------ Information given ------
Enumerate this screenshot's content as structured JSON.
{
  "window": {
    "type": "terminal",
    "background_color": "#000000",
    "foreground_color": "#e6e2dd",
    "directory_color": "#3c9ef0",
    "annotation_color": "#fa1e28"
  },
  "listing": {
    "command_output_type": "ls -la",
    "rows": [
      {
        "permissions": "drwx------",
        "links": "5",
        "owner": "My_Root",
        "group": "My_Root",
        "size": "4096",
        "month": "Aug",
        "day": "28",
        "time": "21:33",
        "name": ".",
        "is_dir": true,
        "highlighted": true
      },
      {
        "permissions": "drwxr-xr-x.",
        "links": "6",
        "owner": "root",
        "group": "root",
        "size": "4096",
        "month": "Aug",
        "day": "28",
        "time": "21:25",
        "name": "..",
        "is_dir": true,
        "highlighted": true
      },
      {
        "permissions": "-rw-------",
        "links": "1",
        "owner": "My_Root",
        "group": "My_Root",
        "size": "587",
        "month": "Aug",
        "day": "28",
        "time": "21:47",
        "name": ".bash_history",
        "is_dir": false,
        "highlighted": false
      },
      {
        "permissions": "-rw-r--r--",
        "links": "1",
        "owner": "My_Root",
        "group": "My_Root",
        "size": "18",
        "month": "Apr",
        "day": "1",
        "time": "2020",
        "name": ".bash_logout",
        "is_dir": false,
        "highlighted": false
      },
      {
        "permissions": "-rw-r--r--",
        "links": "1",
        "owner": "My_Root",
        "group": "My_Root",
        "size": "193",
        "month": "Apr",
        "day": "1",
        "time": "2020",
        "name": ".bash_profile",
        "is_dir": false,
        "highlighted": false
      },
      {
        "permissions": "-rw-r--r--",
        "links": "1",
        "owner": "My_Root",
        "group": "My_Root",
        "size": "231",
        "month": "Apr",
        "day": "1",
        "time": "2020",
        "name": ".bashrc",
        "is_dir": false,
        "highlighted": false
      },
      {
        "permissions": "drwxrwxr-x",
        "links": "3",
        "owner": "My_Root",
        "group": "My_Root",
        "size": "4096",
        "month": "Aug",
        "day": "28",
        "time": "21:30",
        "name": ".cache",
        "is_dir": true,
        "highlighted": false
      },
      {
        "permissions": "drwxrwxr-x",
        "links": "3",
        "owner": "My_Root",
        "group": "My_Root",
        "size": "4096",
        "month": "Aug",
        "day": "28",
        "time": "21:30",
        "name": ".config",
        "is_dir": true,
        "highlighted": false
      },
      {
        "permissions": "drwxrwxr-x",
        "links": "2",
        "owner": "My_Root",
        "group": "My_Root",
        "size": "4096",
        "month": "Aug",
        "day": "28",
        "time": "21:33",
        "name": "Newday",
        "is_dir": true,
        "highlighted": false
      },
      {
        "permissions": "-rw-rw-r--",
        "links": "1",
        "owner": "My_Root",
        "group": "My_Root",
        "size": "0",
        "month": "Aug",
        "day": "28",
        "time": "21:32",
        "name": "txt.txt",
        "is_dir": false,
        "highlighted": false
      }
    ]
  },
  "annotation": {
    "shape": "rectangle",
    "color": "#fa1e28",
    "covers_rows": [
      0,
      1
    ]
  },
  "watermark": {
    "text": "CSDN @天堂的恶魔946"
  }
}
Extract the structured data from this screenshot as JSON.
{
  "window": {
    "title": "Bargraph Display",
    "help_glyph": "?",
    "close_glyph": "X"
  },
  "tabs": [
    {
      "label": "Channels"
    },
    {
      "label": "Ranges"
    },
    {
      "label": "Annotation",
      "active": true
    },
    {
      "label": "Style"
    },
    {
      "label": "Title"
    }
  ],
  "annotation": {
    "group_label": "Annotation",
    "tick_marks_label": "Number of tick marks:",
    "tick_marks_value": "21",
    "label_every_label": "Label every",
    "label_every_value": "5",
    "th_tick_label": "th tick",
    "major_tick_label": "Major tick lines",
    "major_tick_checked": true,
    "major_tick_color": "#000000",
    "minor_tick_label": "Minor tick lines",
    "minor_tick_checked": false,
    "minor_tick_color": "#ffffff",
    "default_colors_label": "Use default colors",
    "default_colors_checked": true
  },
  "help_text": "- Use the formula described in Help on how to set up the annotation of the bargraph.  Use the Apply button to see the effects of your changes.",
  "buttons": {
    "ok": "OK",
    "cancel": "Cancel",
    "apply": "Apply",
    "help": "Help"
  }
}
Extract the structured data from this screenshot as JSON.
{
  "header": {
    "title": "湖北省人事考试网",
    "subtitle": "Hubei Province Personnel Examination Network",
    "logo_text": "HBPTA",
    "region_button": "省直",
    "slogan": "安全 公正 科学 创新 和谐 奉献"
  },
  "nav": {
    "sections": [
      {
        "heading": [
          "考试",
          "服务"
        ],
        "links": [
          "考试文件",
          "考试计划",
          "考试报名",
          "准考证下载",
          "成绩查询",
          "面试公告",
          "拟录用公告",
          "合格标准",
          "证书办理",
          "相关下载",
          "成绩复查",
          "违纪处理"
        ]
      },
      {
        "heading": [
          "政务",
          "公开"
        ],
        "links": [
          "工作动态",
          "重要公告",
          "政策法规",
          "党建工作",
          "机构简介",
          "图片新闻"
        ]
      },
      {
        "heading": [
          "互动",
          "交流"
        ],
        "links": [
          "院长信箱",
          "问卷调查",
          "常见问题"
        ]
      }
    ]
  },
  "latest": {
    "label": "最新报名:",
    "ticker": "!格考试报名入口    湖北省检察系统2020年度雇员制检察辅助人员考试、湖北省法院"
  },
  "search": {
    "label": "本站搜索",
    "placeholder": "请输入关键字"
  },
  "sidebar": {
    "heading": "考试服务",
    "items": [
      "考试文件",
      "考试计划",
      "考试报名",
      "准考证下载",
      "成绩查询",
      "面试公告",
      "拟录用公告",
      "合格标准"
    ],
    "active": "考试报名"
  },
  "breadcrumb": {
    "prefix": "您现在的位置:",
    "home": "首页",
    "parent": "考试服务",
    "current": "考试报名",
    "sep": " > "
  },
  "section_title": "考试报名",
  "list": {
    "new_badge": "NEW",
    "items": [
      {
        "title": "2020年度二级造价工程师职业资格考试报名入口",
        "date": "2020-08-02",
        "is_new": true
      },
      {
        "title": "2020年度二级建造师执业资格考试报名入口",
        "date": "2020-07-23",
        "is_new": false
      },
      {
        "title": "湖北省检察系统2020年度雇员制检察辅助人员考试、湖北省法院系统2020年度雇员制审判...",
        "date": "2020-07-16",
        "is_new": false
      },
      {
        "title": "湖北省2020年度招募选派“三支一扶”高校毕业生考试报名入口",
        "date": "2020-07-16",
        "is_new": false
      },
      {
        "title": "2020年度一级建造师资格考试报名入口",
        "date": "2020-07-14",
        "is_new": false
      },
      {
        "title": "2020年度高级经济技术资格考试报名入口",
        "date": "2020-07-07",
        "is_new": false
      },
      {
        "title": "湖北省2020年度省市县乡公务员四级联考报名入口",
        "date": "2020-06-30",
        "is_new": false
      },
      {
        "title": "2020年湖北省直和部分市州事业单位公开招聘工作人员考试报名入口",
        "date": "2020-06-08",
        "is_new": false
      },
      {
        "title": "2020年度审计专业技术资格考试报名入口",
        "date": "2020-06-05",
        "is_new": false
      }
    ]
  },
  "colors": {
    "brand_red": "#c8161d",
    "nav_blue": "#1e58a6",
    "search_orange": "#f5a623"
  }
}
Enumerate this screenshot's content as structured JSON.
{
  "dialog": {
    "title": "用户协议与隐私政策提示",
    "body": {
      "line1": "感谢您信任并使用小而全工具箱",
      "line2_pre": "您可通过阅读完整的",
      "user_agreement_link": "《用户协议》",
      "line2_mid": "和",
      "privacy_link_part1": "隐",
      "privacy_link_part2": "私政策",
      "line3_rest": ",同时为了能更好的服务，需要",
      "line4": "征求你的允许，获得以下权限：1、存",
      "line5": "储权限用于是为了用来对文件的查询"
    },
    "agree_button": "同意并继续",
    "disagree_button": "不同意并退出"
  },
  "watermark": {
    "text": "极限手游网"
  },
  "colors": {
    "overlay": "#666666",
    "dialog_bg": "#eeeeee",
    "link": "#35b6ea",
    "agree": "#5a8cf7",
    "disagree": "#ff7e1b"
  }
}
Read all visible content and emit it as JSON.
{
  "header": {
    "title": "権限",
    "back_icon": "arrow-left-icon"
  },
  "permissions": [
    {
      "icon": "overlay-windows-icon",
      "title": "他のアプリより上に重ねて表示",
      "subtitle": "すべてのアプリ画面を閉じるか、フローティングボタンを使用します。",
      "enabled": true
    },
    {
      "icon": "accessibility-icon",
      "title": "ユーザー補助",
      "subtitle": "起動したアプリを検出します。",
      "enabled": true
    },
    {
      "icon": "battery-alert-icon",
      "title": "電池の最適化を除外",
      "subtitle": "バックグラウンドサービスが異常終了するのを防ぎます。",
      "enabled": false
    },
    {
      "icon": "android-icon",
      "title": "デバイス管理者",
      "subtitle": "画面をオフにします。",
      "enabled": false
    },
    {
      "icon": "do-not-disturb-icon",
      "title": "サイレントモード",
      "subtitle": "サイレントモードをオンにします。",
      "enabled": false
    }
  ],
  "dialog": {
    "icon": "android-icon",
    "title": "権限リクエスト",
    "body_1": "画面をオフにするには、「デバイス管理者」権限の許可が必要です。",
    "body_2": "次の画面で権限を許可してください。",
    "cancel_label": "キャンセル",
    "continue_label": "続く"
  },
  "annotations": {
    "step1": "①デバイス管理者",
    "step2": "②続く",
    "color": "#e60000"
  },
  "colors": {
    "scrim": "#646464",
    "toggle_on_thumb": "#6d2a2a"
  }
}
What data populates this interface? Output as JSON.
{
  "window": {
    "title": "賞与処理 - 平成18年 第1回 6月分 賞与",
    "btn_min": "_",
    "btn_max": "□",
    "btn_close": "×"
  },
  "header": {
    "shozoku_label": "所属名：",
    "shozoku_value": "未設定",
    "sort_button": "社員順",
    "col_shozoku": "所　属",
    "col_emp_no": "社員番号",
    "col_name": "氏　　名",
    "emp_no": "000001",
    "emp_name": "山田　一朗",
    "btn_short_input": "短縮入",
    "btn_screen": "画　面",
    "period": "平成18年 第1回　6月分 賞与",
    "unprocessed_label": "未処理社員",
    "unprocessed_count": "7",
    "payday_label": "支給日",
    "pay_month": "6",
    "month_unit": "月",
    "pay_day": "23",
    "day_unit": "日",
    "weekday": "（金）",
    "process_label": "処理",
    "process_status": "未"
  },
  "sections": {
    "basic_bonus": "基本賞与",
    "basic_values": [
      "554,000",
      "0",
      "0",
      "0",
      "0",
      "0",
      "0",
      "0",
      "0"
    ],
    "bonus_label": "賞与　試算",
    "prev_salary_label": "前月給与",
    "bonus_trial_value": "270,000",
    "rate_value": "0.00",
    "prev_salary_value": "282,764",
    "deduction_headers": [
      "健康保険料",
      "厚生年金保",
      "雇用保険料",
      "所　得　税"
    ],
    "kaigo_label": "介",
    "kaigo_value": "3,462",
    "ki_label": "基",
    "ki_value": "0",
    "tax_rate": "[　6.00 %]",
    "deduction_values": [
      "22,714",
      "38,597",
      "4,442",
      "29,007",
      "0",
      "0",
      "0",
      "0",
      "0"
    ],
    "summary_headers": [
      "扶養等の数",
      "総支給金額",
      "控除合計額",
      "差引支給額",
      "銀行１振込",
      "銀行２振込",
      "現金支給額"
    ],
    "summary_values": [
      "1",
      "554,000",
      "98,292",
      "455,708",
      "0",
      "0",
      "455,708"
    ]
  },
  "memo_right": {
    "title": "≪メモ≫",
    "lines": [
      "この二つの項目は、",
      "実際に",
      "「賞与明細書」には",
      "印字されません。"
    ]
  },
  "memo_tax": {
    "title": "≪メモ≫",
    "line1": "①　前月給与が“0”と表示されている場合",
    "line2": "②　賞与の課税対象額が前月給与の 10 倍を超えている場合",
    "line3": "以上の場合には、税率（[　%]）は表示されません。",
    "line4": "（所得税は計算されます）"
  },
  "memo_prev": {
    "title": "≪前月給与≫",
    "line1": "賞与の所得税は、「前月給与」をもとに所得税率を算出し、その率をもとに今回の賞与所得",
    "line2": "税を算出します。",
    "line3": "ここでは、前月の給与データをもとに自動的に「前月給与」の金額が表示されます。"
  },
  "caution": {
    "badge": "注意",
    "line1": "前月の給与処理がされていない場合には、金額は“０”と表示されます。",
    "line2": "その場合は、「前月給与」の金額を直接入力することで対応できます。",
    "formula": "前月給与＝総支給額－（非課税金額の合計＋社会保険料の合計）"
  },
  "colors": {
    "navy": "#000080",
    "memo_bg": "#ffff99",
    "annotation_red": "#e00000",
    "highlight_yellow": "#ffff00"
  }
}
------
■ **Set exercise**: Copy each line of the listing that includes "Apply".

■ **The answer**:
  "help_text": "- Use the formula described in Help on how to set up the annotation of the bargraph.  Use the Apply button to see the effects of your changes.",
    "apply": "Apply",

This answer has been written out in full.